*What you are asked to do*
Extract, from the listing that follows, each line containing the word "with".
- - - -
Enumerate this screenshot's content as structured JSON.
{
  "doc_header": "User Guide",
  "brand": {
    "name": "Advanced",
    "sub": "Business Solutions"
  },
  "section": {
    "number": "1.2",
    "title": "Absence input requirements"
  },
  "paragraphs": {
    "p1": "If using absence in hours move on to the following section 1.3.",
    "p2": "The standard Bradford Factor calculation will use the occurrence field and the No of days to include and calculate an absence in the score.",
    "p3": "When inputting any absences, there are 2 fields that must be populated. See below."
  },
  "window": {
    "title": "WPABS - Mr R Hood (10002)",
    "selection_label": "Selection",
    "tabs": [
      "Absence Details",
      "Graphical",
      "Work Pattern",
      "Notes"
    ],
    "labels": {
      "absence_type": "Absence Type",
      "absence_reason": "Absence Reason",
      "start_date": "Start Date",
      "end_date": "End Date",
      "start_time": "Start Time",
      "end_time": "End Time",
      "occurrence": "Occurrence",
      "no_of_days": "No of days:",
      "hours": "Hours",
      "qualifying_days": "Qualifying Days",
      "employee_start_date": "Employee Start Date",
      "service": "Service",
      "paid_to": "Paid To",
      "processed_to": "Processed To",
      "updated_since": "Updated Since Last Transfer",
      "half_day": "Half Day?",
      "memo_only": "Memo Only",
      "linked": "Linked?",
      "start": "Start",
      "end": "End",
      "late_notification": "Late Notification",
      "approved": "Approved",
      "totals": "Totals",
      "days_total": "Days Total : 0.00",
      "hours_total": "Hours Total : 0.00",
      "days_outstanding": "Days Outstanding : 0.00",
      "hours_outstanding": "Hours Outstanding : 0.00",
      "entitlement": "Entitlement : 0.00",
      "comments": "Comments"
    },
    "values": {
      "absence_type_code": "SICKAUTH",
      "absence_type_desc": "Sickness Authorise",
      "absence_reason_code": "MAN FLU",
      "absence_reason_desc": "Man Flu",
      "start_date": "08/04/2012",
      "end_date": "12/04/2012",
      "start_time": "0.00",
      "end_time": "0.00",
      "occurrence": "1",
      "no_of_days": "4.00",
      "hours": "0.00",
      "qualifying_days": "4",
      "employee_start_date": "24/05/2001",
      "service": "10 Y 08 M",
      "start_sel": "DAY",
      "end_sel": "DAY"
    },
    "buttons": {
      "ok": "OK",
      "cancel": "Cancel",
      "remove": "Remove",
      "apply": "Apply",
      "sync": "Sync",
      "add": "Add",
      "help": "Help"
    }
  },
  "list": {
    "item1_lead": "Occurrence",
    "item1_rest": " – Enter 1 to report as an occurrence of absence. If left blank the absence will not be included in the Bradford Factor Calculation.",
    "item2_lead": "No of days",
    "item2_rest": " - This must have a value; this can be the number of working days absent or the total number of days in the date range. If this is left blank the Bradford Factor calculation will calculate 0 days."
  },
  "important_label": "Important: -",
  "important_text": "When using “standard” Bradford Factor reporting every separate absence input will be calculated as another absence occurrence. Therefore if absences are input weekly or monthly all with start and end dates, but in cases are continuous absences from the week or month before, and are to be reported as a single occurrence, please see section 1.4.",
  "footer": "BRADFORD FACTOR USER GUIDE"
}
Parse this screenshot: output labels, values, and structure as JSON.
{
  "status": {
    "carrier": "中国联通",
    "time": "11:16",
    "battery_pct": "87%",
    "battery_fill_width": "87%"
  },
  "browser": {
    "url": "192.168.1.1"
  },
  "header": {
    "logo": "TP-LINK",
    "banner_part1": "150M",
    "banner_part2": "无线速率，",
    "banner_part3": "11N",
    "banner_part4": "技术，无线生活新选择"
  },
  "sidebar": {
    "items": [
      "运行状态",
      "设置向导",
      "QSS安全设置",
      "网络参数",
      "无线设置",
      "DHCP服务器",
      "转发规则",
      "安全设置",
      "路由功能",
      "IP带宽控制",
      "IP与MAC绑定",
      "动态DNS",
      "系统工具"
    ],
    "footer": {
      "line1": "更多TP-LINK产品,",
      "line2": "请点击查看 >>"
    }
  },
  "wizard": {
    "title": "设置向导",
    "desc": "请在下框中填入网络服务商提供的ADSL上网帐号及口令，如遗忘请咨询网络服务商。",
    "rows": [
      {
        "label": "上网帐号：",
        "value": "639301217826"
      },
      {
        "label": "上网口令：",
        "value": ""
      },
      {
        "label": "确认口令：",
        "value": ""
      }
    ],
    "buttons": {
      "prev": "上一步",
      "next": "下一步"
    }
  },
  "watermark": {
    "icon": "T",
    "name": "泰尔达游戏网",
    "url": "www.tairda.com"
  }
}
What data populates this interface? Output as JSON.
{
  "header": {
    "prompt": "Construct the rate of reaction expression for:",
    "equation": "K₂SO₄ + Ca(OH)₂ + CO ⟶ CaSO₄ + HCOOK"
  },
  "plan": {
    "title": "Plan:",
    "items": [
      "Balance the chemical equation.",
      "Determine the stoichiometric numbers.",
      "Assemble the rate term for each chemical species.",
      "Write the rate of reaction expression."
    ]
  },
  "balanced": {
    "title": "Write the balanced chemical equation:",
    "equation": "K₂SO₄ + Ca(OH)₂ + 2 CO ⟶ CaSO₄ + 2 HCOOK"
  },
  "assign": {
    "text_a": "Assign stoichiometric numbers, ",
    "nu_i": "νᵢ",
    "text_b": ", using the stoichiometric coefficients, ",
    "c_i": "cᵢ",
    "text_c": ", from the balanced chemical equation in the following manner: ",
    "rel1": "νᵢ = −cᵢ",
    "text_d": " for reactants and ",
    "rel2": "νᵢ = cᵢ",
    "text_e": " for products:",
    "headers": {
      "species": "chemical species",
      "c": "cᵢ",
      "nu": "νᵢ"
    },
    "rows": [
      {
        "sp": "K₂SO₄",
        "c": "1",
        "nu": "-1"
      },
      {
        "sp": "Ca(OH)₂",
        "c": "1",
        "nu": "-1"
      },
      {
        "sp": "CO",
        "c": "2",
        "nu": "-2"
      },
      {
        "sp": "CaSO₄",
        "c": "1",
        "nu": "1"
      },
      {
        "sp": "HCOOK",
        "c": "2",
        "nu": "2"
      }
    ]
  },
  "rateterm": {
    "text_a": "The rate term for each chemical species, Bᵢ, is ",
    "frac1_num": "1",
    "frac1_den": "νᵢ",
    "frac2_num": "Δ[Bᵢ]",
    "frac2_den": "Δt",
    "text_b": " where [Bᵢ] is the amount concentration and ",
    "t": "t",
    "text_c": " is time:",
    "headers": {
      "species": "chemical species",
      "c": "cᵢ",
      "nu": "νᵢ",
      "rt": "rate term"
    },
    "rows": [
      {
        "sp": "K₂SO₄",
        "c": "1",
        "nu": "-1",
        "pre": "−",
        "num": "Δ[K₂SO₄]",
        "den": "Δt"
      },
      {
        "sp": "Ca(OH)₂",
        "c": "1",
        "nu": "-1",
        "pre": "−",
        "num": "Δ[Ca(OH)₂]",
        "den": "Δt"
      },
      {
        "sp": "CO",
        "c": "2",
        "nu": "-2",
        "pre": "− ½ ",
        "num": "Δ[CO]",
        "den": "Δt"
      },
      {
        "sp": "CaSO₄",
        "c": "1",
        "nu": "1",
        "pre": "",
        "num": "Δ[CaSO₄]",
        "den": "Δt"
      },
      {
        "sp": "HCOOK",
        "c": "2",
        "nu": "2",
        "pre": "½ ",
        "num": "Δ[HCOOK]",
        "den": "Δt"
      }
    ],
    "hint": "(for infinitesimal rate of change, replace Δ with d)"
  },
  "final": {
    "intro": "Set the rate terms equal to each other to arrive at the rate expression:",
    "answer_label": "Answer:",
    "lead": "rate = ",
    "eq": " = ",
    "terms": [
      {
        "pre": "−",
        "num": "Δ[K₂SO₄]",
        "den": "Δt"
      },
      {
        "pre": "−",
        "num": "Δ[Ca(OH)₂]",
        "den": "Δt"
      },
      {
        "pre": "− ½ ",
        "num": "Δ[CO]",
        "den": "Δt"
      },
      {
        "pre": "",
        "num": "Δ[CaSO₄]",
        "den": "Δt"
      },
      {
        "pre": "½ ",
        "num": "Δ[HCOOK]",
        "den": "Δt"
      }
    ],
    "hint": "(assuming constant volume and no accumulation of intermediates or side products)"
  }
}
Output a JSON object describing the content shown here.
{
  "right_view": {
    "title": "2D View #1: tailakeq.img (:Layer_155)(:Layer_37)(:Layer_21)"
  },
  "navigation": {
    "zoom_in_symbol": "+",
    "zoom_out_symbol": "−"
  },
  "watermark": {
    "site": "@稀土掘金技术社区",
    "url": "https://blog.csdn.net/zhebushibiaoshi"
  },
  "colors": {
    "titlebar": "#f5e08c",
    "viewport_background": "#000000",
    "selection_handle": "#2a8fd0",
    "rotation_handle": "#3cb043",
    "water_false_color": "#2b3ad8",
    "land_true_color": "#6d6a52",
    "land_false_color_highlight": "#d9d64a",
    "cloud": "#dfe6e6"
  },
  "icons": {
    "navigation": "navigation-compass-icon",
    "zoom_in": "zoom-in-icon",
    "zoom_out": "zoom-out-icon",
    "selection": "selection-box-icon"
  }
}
- - - -
*The result*
  "important_text": "When using “standard” Bradford Factor reporting every separate absence input will be calculated as another absence occurrence. Therefore if absences are input weekly or monthly all with start and end dates, but in cases are continuous absences from the week or month before, and are to be reported as a single occurrence, please see section 1.4.",
    "hint": "(for infinitesimal rate of change, replace Δ with d)"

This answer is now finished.